* **Job**: Scan the lines below; pull out those with "netto".

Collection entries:
* * *

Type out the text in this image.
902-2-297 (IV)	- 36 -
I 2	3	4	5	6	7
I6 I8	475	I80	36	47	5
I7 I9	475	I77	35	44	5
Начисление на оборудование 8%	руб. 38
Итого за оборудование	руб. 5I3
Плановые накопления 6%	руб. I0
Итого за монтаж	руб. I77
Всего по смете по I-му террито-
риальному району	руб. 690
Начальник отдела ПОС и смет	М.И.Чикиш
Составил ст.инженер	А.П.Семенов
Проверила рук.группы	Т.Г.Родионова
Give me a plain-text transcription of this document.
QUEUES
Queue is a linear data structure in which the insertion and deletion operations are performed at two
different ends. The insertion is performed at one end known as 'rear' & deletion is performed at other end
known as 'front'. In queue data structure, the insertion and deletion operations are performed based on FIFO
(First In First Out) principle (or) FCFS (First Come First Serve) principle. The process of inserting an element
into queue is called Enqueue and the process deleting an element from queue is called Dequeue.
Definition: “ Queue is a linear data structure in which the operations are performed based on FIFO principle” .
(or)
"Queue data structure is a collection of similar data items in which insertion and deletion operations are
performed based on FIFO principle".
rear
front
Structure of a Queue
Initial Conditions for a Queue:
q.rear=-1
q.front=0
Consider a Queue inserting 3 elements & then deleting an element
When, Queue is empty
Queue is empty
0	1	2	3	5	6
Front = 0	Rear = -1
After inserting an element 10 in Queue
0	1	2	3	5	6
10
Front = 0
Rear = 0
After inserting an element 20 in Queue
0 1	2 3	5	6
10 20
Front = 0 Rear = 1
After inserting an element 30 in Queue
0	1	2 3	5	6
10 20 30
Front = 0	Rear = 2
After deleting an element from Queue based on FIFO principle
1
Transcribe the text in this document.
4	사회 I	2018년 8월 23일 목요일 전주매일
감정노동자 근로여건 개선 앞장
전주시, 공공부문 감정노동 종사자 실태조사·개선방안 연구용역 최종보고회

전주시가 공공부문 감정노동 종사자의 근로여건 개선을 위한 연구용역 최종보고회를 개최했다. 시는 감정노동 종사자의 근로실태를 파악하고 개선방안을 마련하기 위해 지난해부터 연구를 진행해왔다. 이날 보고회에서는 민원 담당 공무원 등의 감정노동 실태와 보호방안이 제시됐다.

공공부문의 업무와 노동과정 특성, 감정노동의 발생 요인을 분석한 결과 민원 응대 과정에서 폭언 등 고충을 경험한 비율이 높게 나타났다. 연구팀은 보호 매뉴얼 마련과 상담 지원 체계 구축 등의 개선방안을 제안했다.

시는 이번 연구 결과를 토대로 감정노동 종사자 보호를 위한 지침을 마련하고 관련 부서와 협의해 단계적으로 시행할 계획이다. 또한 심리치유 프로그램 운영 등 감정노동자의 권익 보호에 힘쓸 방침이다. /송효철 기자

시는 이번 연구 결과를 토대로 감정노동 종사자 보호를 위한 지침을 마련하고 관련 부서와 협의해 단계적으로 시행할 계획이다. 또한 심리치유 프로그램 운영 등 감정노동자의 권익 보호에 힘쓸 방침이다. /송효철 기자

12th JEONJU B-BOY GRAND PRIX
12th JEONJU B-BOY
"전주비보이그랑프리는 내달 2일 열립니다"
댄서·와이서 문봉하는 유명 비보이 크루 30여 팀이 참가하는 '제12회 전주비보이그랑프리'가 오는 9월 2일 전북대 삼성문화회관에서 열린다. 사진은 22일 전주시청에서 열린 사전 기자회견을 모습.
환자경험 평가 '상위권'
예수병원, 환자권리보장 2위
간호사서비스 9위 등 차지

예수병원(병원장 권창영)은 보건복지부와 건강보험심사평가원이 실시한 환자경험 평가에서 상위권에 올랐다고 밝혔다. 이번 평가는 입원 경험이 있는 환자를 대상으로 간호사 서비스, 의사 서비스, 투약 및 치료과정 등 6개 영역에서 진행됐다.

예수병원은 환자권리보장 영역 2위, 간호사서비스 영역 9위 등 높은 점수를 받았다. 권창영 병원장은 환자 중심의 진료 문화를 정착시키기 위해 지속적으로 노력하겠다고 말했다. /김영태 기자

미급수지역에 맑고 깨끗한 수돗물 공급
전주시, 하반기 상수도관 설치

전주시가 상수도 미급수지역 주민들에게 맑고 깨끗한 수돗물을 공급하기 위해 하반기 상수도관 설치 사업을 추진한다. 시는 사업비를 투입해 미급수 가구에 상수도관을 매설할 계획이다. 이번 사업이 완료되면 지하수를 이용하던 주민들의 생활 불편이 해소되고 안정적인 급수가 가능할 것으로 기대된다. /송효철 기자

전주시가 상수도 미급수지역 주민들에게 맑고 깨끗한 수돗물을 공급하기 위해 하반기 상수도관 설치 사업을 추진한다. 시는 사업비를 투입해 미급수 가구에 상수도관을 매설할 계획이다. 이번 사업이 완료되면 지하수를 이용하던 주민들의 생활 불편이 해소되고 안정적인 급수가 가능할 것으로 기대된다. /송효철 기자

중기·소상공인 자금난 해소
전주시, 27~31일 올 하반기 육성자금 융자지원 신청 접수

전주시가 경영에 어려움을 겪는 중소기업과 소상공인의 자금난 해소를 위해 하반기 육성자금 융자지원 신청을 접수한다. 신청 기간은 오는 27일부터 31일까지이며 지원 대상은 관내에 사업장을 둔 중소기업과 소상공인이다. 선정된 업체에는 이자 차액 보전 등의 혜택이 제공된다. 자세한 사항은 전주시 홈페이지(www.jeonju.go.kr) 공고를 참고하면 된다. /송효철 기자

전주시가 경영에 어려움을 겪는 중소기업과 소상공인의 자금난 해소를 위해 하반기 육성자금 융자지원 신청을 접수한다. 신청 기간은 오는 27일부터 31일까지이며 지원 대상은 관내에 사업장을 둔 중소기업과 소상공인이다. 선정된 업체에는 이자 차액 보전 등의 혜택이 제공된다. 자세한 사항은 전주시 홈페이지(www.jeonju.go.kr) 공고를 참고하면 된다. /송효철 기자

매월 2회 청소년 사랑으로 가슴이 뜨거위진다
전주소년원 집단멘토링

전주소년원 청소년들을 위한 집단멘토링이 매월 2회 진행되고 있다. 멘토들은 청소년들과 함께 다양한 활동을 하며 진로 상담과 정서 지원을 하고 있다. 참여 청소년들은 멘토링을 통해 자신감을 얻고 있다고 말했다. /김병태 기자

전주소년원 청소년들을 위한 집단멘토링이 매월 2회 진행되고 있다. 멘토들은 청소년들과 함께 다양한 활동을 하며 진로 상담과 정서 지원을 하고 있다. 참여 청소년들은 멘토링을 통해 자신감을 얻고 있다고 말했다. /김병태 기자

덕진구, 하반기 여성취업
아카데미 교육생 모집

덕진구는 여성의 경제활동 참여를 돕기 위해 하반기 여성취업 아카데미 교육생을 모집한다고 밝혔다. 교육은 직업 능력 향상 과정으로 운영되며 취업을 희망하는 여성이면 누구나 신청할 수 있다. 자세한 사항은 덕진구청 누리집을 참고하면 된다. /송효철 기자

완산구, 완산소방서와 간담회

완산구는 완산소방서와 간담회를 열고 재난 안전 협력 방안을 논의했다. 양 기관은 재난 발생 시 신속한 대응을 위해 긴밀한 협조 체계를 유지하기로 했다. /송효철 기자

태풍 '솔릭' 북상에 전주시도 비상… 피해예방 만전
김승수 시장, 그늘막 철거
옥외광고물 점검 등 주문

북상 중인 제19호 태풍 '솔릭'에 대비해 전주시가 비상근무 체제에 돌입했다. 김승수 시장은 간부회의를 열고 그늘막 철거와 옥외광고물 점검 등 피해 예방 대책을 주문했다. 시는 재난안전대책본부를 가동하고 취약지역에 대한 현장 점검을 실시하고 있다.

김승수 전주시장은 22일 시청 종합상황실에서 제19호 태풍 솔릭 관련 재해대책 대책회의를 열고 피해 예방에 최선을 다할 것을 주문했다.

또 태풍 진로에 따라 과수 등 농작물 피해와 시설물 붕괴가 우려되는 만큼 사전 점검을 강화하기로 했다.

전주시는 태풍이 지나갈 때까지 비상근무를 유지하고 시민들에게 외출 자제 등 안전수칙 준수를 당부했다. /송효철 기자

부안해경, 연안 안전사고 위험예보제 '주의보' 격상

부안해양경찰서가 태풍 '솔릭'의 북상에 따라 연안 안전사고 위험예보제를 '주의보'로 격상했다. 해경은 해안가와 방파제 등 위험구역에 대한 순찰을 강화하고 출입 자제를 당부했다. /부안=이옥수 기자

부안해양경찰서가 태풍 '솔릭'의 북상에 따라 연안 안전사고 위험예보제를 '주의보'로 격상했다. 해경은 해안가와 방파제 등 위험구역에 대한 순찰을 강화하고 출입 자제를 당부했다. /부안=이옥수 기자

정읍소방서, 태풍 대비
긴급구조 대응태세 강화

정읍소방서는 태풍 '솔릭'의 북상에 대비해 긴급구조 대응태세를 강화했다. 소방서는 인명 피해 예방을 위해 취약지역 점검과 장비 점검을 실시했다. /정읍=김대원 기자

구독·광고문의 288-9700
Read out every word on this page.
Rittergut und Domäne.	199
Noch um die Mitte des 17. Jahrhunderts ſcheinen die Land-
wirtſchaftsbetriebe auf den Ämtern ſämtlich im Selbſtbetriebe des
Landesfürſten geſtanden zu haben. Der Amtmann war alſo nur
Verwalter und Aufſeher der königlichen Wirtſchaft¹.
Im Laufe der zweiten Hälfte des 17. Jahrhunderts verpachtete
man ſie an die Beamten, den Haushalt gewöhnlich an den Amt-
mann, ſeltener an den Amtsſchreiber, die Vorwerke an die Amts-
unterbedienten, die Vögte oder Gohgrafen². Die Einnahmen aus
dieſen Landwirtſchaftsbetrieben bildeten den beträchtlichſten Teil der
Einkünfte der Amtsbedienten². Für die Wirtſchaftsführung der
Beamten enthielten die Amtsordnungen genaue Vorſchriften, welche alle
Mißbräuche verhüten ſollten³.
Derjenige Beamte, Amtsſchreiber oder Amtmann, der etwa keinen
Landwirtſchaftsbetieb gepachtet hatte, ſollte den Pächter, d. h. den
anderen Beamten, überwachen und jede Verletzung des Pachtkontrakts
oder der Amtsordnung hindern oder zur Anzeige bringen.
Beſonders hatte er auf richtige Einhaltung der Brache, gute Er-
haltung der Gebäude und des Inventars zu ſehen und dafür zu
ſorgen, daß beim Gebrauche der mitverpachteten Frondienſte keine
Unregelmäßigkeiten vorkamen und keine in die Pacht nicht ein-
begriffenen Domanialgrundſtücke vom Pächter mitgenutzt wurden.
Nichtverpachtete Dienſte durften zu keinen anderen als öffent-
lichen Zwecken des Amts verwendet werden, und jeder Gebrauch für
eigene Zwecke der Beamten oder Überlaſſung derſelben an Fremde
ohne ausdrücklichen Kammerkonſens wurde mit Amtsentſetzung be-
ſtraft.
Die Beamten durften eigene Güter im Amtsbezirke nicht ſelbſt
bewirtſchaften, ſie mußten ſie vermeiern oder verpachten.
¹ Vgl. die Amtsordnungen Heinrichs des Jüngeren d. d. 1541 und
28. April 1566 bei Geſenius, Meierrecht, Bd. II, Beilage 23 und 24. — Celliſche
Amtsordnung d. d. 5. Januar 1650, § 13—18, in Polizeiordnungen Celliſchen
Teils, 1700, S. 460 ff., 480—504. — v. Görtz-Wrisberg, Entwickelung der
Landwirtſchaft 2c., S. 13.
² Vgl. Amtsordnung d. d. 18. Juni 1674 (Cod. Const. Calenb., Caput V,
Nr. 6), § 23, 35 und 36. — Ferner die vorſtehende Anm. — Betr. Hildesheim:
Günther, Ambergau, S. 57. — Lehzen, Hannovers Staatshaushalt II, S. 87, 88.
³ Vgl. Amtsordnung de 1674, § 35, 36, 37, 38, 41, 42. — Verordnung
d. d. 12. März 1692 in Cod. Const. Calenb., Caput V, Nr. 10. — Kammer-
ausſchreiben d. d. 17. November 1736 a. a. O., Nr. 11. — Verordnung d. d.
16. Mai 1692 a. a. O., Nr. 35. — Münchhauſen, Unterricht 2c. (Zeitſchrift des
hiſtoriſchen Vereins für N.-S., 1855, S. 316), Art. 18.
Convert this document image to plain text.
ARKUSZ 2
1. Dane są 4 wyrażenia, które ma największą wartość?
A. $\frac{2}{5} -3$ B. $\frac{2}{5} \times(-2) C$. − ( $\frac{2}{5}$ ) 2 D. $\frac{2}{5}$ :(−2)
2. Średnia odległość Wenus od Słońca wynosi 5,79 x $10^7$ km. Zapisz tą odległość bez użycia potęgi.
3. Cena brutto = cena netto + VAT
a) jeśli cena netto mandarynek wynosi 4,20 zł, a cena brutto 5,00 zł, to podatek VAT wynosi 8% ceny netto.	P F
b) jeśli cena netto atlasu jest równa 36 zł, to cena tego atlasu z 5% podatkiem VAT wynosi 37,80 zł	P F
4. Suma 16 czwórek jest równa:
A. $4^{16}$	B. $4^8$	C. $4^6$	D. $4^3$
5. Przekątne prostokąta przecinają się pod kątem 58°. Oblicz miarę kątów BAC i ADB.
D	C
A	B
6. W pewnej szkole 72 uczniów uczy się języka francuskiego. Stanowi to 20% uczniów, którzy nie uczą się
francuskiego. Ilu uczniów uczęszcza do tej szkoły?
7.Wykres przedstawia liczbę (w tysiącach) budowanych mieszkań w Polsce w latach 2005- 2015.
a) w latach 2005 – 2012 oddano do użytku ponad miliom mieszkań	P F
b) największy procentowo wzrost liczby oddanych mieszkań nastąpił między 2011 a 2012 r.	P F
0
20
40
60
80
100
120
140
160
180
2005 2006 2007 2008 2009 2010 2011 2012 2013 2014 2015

* * *

* **Task answer**:
3. Cena brutto = cena netto + VAT
a) jeśli cena netto mandarynek wynosi 4,20 zł, a cena brutto 5,00 zł, to podatek VAT wynosi 8% ceny netto.	P F
b) jeśli cena netto atlasu jest równa 36 zł, to cena tego atlasu z 5% podatkiem VAT wynosi 37,80 zł	P F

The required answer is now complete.